─── Excerpt provided ───


  1. I have very mixed feelings about this information. Or rather two competing views.

    It seems entirely stupid that the CFA barred this cat A gorgeous Maine coon. They say that he had a “genetic defect”. The events that occurred during his inception were very very rare. I very much doubt that, assuming he is able to be a sire to other Maine coons, that this is some kind of “genetic defect” that his offspring will inherit. And, this rare event happened in his mother’s womb. If the CFA wants to go this far, why not ask about the mother cat? I mean, if the CFA wants to be this stupid, maybe there is something “unsound” about his mother’s genetics. Or his father’s genetics.

    But this is such a chance event, that I very much doubt that it is genetically inheritable. If anyone knows otherwise, please let me know

    As for what is heritable, well, polydactylism is a genetic trait that can be passed along. Of course, CFA also bans polydactyl Maine coons.

    I think of the above, because of my beloved poly Maine coon Tootsie, now in cat heaven. I have posted photos of her on flickr, showing her picking up straws using her poly thumbs.

    And, now comes the part about my mixed feelings. This has more to do with cat breeders than genetic “defects”.

─── Supplied records ───

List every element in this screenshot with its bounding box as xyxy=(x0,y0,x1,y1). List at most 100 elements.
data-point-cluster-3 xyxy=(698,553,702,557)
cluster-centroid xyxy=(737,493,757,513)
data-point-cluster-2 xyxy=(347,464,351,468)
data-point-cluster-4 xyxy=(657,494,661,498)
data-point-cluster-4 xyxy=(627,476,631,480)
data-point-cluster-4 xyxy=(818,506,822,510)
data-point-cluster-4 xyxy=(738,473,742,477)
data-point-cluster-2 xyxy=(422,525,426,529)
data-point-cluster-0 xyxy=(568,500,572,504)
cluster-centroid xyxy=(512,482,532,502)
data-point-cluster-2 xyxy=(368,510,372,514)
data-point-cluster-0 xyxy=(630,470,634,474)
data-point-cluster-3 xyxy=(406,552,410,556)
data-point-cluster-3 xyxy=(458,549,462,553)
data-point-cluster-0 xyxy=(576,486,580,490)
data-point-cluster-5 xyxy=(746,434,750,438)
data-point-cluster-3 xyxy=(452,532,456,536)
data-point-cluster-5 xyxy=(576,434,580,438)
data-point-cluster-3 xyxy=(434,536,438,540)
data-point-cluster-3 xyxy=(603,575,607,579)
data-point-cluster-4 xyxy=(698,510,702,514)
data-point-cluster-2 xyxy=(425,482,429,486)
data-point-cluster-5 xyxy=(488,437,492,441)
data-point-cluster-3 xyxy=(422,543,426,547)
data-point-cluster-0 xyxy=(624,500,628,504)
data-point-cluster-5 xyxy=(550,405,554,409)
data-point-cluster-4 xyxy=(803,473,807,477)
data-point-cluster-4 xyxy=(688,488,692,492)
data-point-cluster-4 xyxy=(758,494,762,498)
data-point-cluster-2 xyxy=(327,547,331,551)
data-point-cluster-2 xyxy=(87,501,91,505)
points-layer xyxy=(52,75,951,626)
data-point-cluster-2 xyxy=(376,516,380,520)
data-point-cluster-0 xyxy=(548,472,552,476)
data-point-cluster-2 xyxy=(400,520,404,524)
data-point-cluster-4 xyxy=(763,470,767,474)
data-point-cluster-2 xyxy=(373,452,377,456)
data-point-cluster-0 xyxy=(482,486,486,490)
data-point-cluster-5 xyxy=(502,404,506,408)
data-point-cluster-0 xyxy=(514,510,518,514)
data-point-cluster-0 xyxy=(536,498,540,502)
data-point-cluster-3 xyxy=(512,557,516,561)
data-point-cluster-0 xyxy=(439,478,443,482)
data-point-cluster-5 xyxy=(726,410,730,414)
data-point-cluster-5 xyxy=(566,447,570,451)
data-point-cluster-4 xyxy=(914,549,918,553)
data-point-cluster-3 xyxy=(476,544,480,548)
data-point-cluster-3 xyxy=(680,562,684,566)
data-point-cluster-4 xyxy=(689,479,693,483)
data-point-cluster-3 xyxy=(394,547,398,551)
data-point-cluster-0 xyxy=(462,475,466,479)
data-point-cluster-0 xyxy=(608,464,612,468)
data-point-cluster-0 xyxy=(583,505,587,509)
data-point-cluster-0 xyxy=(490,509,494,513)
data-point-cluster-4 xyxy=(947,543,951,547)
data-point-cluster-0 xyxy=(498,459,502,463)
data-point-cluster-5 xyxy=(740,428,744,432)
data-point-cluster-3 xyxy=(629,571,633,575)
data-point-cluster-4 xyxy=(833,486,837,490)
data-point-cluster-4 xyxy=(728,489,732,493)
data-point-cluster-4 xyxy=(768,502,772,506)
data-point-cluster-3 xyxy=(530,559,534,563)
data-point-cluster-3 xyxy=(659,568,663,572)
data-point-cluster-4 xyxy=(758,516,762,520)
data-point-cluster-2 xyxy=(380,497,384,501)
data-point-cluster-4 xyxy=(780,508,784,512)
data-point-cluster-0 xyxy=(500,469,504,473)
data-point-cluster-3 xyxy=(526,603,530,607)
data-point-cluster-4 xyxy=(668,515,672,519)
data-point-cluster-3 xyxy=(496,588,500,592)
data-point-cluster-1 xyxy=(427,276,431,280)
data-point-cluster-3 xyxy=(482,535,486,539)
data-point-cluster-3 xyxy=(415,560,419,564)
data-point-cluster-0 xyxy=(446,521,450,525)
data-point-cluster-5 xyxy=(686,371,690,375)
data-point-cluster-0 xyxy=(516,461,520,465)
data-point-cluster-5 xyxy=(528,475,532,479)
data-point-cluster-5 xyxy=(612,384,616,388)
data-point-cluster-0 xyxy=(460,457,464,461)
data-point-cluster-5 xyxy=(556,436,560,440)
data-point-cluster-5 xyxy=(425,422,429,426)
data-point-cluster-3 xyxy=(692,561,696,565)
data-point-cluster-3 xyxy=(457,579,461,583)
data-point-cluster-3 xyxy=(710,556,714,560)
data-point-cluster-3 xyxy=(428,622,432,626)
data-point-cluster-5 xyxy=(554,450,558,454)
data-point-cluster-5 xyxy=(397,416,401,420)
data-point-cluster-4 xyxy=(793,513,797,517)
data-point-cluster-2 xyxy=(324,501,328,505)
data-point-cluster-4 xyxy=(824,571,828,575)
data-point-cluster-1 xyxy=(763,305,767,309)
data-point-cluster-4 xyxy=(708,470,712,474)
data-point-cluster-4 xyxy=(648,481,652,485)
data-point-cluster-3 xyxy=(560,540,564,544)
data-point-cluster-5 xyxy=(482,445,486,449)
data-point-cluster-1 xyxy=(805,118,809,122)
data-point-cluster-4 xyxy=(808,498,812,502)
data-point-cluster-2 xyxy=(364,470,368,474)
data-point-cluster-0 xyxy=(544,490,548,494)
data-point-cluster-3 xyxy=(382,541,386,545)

───

→ Work task A
Summarize the comment on the CFA's ban of a Maine coon in two sentences.
→ Work task B
In the comment on the CFA's ban, reproduce the part that opens with the words containing "It seems entirely" and closes with "his father’s genetics.", changing "stupid" to "foolish" wherever it occurs.
→ Work task C
Write what follows in the comment on the CFA's ban of a Maine coon, picking up from where it stops.

→ Answer A
The writer calls the CFA's decision to bar a Maine coon for a "genetic defect" stupid, since the very rare events of his inception happened in his mother's womb and seem unlikely to be inheritable. The writer notes that polydactylism, by contrast, is a heritable trait that the CFA also bans, and recalls a beloved polydactyl Maine coon named Tootsie.

→ Answer B
It seems entirely foolish that the CFA barred this cat A gorgeous Maine coon. They say that he had a “genetic defect”. The events that occurred during his inception were very very rare. I very much doubt that, assuming he is able to be a sire to other Maine coons, that this is some kind of “genetic defect” that his offspring will inherit. And, this rare event happened in his mother’s womb. If the CFA wants to go this far, why not ask about the mother cat? I mean, if the CFA wants to be this foolish, maybe there is something “unsound” about his mother’s genetics. Or his father’s genetics.

→ Answer C
    I found Tootsie via petfinder. I adopted her when she was six years old. I had sworn that I could never get another cat, because of the heartbreak in losing them. But, I got fascinated by Maine coons. Never had a “purebred” cat before. Only moggies.

    I checked out some Maine coon breeders in the area. But, also kept looking on petfinder for Maine coons. It’s pretty rare that a purebred Maine coon appears on petfinder. I hadn’t been to the site in quite a while, and then, Tootsie appeared!

    The description of her was very uninviting. But, somehow, I knew that she was the cat for me. She had been up for adoption for over three months, and as it turned out, I was the first person ever to show any interest in adopting her.

    As it happened, when I want to adopt her, I asked for her papers. These revealed the breeder she had come from, and by later detective work, I figured out the original breeder she had come from.

    A lot of emails ensued, at my initiation. This comment is getting way too long. So, I’ll stop now. But, further events lead to me going to my first and only cat show. I went there to try to meet the person who had gotten Tootsie from another breeder.

    Despite the fact that I have to thank kismet for finding Tootsie, I have a very dim view of cat breeders, and cat shows.

    • Thanks Valley Girl. Yes…agreed…! You make some nice points and all are common sense and well argued. The CFA are not very bright. I think purebred cats have shorter lives in general than random bred. It shouldn’t be like that. And some very popular breeds – Siamese and Persian – have terrible health records due to inherited diseases.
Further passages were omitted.